In the data below, locate each line with the word "birthday" and list it.
* * * * * * * * *
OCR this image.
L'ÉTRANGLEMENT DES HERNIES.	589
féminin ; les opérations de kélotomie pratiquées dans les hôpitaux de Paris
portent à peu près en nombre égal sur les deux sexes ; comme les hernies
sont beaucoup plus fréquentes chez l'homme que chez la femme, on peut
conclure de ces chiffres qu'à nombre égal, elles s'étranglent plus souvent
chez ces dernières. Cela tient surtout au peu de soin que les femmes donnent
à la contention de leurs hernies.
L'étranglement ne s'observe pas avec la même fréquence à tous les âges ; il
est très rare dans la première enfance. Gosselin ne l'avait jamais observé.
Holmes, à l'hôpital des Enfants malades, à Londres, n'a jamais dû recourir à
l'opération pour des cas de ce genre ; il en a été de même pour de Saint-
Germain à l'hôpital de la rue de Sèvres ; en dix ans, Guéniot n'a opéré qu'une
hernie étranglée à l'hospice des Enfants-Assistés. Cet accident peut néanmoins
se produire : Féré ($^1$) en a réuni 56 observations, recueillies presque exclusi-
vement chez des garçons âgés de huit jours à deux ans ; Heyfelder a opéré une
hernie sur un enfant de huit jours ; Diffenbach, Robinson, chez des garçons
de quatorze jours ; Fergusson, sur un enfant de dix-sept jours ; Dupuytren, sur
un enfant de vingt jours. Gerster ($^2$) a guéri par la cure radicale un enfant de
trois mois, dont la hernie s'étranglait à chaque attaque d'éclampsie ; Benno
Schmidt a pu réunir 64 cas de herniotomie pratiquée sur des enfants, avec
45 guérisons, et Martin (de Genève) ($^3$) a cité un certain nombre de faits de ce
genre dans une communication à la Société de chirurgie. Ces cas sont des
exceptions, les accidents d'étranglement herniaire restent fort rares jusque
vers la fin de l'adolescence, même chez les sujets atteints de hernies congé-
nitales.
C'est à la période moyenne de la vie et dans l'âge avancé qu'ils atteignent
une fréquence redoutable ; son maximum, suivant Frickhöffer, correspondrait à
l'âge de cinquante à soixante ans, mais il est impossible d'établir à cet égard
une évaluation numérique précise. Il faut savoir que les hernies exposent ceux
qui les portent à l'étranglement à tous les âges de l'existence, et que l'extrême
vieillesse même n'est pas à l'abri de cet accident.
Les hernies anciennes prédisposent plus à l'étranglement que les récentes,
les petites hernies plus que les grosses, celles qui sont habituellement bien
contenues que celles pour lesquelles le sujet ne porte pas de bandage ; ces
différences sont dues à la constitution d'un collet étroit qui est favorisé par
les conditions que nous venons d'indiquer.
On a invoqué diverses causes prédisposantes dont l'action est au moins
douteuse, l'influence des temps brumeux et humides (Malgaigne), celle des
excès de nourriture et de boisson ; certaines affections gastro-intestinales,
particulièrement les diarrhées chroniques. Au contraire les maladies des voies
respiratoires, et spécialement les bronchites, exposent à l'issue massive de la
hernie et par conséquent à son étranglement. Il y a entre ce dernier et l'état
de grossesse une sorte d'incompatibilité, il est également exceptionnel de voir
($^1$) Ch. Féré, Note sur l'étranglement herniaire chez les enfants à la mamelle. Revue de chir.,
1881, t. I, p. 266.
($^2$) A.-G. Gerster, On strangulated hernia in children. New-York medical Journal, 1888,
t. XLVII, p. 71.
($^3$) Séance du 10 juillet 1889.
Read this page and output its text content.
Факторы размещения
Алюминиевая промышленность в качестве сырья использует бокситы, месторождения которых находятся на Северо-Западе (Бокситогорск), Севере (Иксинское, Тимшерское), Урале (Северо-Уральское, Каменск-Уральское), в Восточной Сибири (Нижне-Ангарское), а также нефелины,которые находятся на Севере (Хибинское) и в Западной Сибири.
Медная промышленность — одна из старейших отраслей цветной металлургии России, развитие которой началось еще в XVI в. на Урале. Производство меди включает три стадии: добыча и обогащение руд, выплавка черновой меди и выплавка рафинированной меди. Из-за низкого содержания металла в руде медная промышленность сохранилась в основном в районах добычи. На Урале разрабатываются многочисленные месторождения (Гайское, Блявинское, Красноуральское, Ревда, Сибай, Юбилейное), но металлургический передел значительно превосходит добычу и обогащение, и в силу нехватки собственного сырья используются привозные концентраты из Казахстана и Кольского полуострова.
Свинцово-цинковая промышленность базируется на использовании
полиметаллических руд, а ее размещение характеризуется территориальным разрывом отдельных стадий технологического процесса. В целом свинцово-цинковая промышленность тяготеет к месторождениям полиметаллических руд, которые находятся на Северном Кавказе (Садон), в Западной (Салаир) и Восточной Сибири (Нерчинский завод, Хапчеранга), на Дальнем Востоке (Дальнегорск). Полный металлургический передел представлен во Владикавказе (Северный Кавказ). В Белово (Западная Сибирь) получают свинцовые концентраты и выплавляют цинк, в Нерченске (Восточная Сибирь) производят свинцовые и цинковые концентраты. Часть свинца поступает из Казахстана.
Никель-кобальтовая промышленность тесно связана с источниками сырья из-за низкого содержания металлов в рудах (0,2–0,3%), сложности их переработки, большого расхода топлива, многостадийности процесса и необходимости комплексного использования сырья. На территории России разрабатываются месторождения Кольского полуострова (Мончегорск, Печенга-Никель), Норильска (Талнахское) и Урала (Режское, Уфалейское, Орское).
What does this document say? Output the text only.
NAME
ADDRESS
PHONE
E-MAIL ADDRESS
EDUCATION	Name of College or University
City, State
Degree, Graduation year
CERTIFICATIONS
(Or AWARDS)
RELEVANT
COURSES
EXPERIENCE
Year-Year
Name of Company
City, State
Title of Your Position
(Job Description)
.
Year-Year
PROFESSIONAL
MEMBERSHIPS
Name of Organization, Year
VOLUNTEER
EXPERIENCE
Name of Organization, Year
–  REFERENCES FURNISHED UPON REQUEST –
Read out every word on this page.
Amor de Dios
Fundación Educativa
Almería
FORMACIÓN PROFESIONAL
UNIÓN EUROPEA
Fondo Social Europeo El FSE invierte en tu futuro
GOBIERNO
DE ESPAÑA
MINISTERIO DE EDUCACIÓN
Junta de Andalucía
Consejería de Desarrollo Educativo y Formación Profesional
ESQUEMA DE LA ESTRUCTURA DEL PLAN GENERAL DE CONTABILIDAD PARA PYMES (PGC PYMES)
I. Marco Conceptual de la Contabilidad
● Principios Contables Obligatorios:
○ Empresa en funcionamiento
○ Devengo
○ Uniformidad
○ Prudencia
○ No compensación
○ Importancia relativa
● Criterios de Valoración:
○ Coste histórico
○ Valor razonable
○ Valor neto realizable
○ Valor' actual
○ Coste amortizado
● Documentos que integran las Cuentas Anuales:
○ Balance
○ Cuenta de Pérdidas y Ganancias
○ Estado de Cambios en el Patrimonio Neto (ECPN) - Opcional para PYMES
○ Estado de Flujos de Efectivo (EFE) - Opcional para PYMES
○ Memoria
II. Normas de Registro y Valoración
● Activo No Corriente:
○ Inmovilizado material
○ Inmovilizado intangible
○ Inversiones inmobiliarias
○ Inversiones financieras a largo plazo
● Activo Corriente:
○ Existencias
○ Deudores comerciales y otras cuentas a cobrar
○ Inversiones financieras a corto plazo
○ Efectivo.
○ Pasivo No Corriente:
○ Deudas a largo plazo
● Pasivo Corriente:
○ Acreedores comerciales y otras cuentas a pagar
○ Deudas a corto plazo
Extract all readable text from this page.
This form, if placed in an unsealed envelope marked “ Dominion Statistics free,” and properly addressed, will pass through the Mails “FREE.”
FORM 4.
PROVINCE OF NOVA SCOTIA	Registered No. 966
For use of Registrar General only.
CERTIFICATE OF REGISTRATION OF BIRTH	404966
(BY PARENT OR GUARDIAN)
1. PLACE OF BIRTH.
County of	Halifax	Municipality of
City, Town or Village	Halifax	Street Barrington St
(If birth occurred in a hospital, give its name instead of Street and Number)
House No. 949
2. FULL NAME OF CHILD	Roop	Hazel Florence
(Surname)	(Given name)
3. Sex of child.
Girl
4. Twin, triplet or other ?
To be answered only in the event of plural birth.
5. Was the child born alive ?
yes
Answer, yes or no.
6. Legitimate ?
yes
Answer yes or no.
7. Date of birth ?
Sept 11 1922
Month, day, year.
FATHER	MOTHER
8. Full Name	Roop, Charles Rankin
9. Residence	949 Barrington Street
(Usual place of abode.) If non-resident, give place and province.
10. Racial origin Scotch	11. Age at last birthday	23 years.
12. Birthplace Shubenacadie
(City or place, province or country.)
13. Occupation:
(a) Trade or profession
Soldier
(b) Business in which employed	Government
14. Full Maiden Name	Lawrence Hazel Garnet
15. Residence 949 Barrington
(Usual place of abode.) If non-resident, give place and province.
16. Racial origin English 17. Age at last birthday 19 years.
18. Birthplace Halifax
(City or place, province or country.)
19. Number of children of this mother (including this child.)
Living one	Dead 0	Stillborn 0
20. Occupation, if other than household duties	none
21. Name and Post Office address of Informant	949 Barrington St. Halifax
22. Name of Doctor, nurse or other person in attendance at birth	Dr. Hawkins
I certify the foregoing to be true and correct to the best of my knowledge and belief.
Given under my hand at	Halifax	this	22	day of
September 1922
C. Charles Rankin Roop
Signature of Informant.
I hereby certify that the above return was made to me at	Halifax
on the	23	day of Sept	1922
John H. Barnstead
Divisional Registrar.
* * * * * * * * *
## [Solution for this exercise]
10. Racial origin Scotch	11. Age at last birthday	23 years.
16. Racial origin English 17. Age at last birthday 19 years.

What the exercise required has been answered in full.